**Work to complete**
Copy down all of the data underneath, exactly as shown.

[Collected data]
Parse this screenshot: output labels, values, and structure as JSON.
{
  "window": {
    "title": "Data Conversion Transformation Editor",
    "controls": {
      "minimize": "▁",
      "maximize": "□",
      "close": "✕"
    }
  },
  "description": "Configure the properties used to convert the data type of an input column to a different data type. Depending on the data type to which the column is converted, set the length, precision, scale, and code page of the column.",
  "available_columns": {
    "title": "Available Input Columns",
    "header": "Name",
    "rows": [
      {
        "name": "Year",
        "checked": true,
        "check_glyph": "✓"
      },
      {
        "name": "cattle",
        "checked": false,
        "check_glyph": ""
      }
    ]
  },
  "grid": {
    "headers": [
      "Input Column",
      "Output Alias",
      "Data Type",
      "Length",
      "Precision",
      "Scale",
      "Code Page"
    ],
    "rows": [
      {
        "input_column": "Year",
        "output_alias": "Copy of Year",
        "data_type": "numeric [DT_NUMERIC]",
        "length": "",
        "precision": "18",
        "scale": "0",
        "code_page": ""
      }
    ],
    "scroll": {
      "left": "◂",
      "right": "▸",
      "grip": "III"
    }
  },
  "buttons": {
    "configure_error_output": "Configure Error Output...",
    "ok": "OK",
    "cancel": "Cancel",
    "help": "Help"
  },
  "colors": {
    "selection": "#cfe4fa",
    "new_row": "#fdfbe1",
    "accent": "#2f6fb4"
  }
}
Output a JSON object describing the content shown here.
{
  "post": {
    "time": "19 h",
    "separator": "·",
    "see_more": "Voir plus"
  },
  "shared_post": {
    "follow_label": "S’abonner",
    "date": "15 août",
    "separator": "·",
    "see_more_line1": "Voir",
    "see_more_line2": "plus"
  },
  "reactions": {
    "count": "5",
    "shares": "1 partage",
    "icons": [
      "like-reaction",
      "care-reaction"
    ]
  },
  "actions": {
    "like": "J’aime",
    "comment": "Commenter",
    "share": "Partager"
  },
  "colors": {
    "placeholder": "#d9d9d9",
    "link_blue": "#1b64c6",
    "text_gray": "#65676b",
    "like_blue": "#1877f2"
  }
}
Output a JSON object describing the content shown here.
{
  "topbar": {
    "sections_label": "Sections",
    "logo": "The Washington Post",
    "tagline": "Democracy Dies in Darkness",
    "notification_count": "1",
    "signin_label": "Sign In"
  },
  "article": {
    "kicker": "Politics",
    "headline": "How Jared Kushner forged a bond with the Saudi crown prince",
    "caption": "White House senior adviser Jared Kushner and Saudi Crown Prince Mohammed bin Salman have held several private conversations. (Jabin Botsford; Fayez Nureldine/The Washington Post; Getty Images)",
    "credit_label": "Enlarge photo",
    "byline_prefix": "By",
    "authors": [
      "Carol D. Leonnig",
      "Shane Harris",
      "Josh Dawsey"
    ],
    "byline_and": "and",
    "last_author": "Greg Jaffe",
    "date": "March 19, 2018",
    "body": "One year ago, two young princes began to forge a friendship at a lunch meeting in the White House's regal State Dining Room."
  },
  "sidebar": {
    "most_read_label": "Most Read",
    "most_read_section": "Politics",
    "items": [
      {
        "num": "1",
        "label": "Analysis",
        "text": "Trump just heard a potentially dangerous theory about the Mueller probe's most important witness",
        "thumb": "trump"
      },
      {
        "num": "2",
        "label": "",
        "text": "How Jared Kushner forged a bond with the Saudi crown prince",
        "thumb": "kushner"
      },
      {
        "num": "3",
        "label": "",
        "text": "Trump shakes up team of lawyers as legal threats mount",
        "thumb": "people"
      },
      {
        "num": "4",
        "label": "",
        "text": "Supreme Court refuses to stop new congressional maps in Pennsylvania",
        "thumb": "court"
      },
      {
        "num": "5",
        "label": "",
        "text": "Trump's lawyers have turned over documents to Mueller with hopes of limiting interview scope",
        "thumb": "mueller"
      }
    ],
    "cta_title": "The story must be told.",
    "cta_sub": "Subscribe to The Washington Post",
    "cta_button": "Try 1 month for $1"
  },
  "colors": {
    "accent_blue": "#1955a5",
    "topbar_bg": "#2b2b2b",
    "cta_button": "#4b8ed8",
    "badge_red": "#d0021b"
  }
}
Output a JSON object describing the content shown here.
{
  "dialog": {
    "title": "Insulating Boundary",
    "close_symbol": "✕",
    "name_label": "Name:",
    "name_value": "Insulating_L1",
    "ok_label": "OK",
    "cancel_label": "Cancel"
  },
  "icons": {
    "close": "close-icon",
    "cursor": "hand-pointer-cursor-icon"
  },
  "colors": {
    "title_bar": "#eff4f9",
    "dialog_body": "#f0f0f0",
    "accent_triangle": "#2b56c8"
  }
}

**Task response**
Parse this screenshot: output labels, values, and structure as JSON.
{
  "window": {
    "title": "Data Conversion Transformation Editor",
    "controls": {
      "minimize": "▁",
      "maximize": "□",
      "close": "✕"
    }
  },
  "description": "Configure the properties used to convert the data type of an input column to a different data type. Depending on the data type to which the column is converted, set the length, precision, scale, and code page of the column.",
  "available_columns": {
    "title": "Available Input Columns",
    "header": "Name",
    "rows": [
      {
        "name": "Year",
        "checked": true,
        "check_glyph": "✓"
      },
      {
        "name": "cattle",
        "checked": false,
        "check_glyph": ""
      }
    ]
  },
  "grid": {
    "headers": [
      "Input Column",
      "Output Alias",
      "Data Type",
      "Length",
      "Precision",
      "Scale",
      "Code Page"
    ],
    "rows": [
      {
        "input_column": "Year",
        "output_alias": "Copy of Year",
        "data_type": "numeric [DT_NUMERIC]",
        "length": "",
        "precision": "18",
        "scale": "0",
        "code_page": ""
      }
    ],
    "scroll": {
      "left": "◂",
      "right": "▸",
      "grip": "III"
    }
  },
  "buttons": {
    "configure_error_output": "Configure Error Output...",
    "ok": "OK",
    "cancel": "Cancel",
    "help": "Help"
  },
  "colors": {
    "selection": "#cfe4fa",
    "new_row": "#fdfbe1",
    "accent": "#2f6fb4"
  }
}
Output a JSON object describing the content shown here.
{
  "post": {
    "time": "19 h",
    "separator": "·",
    "see_more": "Voir plus"
  },
  "shared_post": {
    "follow_label": "S’abonner",
    "date": "15 août",
    "separator": "·",
    "see_more_line1": "Voir",
    "see_more_line2": "plus"
  },
  "reactions": {
    "count": "5",
    "shares": "1 partage",
    "icons": [
      "like-reaction",
      "care-reaction"
    ]
  },
  "actions": {
    "like": "J’aime",
    "comment": "Commenter",
    "share": "Partager"
  },
  "colors": {
    "placeholder": "#d9d9d9",
    "link_blue": "#1b64c6",
    "text_gray": "#65676b",
    "like_blue": "#1877f2"
  }
}
Output a JSON object describing the content shown here.
{
  "topbar": {
    "sections_label": "Sections",
    "logo": "The Washington Post",
    "tagline": "Democracy Dies in Darkness",
    "notification_count": "1",
    "signin_label": "Sign In"
  },
  "article": {
    "kicker": "Politics",
    "headline": "How Jared Kushner forged a bond with the Saudi crown prince",
    "caption": "White House senior adviser Jared Kushner and Saudi Crown Prince Mohammed bin Salman have held several private conversations. (Jabin Botsford; Fayez Nureldine/The Washington Post; Getty Images)",
    "credit_label": "Enlarge photo",
    "byline_prefix": "By",
    "authors": [
      "Carol D. Leonnig",
      "Shane Harris",
      "Josh Dawsey"
    ],
    "byline_and": "and",
    "last_author": "Greg Jaffe",
    "date": "March 19, 2018",
    "body": "One year ago, two young princes began to forge a friendship at a lunch meeting in the White House's regal State Dining Room."
  },
  "sidebar": {
    "most_read_label": "Most Read",
    "most_read_section": "Politics",
    "items": [
      {
        "num": "1",
        "label": "Analysis",
        "text": "Trump just heard a potentially dangerous theory about the Mueller probe's most important witness",
        "thumb": "trump"
      },
      {
        "num": "2",
        "label": "",
        "text": "How Jared Kushner forged a bond with the Saudi crown prince",
        "thumb": "kushner"
      },
      {
        "num": "3",
        "label": "",
        "text": "Trump shakes up team of lawyers as legal threats mount",
        "thumb": "people"
      },
      {
        "num": "4",
        "label": "",
        "text": "Supreme Court refuses to stop new congressional maps in Pennsylvania",
        "thumb": "court"
      },
      {
        "num": "5",
        "label": "",
        "text": "Trump's lawyers have turned over documents to Mueller with hopes of limiting interview scope",
        "thumb": "mueller"
      }
    ],
    "cta_title": "The story must be told.",
    "cta_sub": "Subscribe to The Washington Post",
    "cta_button": "Try 1 month for $1"
  },
  "colors": {
    "accent_blue": "#1955a5",
    "topbar_bg": "#2b2b2b",
    "cta_button": "#4b8ed8",
    "badge_red": "#d0021b"
  }
}
Output a JSON object describing the content shown here.
{
  "dialog": {
    "title": "Insulating Boundary",
    "close_symbol": "✕",
    "name_label": "Name:",
    "name_value": "Insulating_L1",
    "ok_label": "OK",
    "cancel_label": "Cancel"
  },
  "icons": {
    "close": "close-icon",
    "cursor": "hand-pointer-cursor-icon"
  },
  "colors": {
    "title_bar": "#eff4f9",
    "dialog_body": "#f0f0f0",
    "accent_triangle": "#2b56c8"
  }
}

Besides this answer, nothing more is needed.